Short exercise:
Copy the data below from the line containing "List UI elements" through the line containing "page-title: 有了周全的学习计划，月薪过万不是梦！ xyxy=(0,14,1083,78)", both lines included, reproducing every line without change.

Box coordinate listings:
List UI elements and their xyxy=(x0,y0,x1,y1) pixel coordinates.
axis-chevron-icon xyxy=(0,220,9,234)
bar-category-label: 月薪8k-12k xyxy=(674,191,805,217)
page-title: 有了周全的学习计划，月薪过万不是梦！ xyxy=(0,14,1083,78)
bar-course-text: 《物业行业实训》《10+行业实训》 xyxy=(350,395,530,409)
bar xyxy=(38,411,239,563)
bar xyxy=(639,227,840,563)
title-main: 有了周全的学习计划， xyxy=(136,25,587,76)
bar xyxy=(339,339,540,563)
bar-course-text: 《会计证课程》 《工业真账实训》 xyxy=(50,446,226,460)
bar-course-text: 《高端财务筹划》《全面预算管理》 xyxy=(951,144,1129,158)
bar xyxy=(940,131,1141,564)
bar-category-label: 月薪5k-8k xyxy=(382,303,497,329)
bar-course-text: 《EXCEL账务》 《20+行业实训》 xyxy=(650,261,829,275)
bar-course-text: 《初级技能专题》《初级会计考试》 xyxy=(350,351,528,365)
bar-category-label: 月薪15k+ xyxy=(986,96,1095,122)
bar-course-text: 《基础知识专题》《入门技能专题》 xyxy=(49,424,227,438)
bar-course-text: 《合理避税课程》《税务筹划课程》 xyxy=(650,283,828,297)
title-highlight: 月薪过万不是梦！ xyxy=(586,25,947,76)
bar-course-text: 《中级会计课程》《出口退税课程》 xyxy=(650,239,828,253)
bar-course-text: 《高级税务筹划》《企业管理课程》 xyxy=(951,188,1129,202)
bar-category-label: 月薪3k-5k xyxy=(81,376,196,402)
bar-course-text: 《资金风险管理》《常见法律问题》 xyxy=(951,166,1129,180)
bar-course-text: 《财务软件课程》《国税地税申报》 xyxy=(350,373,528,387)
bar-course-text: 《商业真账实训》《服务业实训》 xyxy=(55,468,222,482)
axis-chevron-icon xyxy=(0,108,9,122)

---

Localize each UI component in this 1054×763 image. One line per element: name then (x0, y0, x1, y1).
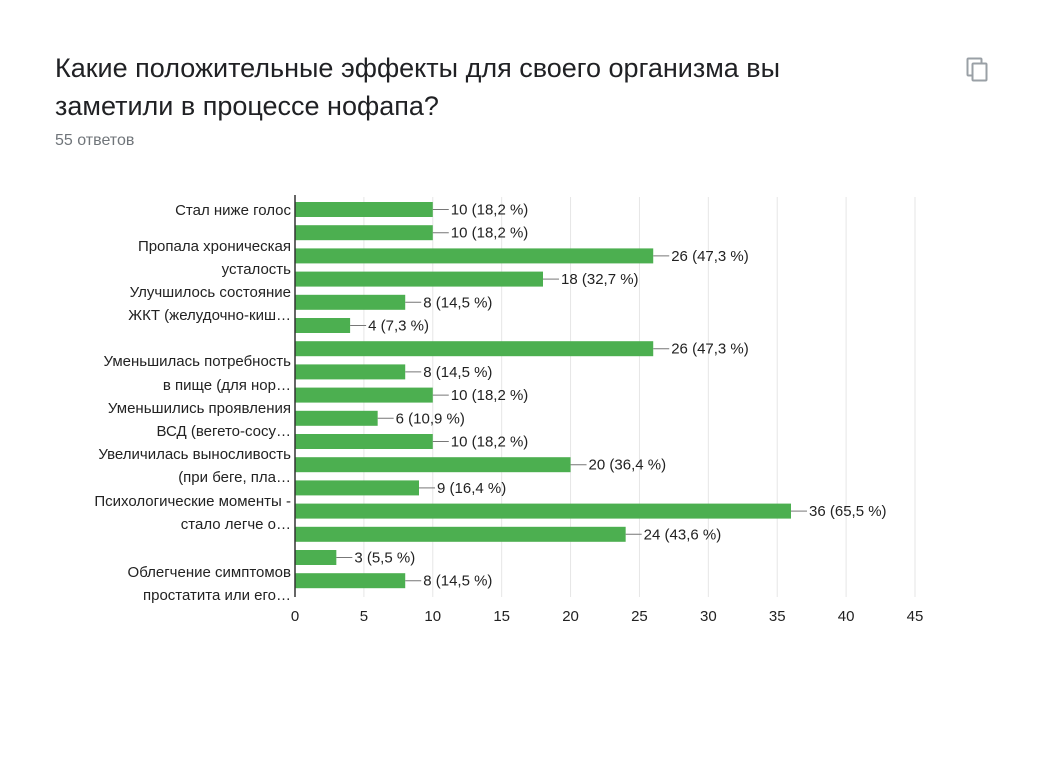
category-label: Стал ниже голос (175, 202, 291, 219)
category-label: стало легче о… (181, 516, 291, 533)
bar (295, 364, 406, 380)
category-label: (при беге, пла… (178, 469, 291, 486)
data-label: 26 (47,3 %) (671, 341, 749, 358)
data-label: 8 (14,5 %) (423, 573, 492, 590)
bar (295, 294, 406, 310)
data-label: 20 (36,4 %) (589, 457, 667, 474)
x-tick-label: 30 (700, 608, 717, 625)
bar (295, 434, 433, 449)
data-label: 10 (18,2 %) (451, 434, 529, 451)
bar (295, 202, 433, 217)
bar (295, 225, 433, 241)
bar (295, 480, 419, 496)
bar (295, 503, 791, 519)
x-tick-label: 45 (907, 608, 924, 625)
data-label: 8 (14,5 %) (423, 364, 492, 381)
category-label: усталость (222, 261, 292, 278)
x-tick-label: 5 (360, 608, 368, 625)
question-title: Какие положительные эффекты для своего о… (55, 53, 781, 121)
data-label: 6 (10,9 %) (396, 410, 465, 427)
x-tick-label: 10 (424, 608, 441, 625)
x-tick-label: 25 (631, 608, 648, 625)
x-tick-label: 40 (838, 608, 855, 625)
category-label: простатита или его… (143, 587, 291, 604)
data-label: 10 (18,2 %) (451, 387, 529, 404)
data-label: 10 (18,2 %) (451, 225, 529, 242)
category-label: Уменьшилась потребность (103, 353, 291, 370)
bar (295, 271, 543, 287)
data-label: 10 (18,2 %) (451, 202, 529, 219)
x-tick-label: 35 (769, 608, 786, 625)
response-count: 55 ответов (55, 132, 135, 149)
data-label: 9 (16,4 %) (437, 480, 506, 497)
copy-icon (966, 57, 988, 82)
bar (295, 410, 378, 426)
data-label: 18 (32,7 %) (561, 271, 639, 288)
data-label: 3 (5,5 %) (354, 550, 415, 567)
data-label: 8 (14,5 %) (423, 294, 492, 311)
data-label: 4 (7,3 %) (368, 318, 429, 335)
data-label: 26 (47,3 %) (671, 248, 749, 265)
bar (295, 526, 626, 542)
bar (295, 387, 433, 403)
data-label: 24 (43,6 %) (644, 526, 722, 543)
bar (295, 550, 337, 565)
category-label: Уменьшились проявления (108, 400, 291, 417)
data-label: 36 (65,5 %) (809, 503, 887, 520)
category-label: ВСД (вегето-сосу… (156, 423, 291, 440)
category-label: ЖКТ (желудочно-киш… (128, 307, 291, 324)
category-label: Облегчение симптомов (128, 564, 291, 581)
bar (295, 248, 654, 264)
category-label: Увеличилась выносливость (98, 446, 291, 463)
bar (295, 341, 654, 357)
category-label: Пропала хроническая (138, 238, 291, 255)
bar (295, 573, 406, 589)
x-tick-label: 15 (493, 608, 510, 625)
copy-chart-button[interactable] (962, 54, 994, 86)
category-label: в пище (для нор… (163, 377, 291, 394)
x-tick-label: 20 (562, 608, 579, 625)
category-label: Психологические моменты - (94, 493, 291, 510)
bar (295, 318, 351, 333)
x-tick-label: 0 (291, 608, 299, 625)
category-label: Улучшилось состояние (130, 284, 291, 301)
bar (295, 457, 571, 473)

Exercise response:
List UI elements and their xyxy=(x0,y0,x1,y1) pixel coordinates.
axis-chevron-icon xyxy=(0,220,9,234)
bar-category-label: 月薪8k-12k xyxy=(674,191,805,217)
page-title: 有了周全的学习计划，月薪过万不是梦！ xyxy=(0,14,1083,78)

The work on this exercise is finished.